■ **SET EXERCISE**
Read the listing and extract each line that includes the word "School".

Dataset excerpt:
⟨

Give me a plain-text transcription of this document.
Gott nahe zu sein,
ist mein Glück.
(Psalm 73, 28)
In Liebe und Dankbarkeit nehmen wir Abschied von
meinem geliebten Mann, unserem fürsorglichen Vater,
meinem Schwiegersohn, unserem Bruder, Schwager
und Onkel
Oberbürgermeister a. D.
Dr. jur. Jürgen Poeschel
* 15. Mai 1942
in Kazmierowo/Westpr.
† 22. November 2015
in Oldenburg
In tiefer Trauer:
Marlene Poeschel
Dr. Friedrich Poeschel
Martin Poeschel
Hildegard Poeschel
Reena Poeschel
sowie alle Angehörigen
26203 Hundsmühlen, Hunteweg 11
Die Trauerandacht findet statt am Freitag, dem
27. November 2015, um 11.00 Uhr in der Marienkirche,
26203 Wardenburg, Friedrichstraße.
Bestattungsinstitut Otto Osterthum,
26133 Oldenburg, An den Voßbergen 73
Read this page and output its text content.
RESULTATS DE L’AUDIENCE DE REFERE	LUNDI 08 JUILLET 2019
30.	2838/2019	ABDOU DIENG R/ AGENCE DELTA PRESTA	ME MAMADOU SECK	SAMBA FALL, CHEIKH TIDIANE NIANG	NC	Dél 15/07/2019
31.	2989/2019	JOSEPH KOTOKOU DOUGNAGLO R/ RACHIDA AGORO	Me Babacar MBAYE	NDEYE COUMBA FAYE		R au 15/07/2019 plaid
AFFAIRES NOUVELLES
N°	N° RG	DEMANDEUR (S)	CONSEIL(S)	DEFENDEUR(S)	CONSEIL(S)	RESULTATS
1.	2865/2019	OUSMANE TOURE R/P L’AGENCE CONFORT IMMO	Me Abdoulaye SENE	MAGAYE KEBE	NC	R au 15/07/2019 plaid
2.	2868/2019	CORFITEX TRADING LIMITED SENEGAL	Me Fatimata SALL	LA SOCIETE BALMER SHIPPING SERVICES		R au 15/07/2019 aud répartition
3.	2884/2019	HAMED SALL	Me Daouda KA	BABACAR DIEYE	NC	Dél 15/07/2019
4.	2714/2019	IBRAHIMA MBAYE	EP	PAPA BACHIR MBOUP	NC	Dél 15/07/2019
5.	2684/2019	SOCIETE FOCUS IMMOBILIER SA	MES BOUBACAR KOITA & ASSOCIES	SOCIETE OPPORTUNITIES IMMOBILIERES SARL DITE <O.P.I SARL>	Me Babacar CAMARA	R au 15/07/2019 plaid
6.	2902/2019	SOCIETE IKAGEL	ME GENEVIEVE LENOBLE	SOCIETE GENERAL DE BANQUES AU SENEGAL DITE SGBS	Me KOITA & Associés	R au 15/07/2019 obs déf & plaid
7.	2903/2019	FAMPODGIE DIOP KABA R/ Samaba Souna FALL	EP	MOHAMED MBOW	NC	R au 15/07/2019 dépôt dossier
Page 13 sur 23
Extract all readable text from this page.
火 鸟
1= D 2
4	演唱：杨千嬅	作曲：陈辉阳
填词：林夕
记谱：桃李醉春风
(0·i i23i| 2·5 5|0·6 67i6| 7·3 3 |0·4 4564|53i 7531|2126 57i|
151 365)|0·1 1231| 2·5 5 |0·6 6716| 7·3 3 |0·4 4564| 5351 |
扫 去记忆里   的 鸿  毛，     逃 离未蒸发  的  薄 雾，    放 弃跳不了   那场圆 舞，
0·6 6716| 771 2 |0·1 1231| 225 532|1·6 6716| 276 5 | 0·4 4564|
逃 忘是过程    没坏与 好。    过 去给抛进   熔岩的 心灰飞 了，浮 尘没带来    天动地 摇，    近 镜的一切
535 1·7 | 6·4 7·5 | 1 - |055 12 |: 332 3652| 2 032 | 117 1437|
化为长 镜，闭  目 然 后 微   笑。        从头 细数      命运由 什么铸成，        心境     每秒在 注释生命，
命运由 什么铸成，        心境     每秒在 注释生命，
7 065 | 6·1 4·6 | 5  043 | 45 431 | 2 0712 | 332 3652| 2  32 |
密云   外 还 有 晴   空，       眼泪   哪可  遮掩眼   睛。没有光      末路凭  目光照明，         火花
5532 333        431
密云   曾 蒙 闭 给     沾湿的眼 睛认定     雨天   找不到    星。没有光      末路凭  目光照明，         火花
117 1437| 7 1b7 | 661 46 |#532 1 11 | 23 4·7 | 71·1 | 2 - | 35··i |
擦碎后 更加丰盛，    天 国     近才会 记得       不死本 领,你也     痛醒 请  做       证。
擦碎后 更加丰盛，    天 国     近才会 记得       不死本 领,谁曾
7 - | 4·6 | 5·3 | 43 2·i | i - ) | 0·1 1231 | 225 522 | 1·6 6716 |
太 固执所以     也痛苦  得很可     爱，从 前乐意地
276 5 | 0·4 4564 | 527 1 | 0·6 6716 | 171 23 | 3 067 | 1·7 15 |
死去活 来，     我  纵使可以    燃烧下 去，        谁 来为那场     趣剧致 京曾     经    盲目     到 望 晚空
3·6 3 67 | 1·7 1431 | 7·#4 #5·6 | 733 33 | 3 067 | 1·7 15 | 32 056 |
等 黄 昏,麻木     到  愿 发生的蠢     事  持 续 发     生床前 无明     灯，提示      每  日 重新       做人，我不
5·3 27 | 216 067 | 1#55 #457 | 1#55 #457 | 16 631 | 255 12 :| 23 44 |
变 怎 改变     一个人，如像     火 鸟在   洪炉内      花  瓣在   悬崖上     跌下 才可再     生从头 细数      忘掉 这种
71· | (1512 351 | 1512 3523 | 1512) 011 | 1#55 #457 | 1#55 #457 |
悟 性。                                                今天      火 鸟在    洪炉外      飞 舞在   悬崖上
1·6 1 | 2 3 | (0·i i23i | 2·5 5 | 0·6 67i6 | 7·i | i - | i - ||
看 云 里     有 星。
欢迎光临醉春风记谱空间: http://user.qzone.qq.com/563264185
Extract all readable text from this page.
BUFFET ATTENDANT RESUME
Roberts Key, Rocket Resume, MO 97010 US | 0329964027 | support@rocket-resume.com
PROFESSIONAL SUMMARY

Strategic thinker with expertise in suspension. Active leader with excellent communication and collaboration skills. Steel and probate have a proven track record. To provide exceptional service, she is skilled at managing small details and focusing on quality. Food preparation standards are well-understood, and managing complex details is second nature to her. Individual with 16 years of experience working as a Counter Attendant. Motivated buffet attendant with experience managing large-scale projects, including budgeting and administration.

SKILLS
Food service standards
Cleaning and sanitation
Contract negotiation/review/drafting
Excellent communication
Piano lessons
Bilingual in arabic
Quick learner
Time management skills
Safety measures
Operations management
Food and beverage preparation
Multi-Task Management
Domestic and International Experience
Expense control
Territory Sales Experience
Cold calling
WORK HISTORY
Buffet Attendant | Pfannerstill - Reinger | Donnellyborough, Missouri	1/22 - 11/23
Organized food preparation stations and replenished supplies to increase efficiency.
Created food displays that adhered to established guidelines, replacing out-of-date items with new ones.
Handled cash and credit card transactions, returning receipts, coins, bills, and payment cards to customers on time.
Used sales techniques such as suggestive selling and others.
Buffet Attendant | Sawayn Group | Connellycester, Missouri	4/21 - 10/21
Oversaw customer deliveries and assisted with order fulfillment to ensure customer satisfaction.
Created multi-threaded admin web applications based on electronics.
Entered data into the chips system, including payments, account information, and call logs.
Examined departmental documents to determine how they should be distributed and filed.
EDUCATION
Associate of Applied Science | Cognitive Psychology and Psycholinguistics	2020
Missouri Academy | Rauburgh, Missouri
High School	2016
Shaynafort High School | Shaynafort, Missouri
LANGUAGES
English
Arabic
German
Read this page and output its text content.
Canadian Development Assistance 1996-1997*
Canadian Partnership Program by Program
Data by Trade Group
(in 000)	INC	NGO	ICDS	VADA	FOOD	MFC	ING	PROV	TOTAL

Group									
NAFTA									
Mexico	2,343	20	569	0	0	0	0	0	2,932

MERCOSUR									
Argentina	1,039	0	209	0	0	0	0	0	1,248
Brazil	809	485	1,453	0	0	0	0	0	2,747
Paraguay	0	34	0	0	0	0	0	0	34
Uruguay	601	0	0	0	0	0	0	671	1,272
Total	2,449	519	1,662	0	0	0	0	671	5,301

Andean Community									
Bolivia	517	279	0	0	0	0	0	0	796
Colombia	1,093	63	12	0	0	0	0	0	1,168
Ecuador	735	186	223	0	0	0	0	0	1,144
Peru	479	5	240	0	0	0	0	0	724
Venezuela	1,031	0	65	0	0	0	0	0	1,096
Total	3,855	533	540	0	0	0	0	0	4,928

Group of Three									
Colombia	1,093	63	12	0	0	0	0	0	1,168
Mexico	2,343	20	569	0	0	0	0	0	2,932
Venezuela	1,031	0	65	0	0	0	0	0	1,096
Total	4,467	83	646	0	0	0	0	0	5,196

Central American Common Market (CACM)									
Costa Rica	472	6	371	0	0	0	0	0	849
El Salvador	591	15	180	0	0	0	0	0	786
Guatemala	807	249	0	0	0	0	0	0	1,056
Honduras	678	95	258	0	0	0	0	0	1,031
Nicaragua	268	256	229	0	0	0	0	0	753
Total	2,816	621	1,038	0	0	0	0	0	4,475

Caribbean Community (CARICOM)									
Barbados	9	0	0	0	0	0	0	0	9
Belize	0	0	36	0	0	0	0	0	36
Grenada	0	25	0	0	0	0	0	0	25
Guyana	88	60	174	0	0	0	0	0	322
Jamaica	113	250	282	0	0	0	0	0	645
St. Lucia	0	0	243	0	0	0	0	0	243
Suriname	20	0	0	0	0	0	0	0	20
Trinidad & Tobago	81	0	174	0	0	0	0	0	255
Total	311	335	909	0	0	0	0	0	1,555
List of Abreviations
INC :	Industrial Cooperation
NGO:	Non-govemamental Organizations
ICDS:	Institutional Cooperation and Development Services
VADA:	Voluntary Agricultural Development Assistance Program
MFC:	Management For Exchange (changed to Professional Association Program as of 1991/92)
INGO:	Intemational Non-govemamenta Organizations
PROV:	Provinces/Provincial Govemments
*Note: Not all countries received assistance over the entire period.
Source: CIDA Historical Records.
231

⟩

■ **EXERCISE SOLUTION**
High School	2016
Shaynafort High School | Shaynafort, Missouri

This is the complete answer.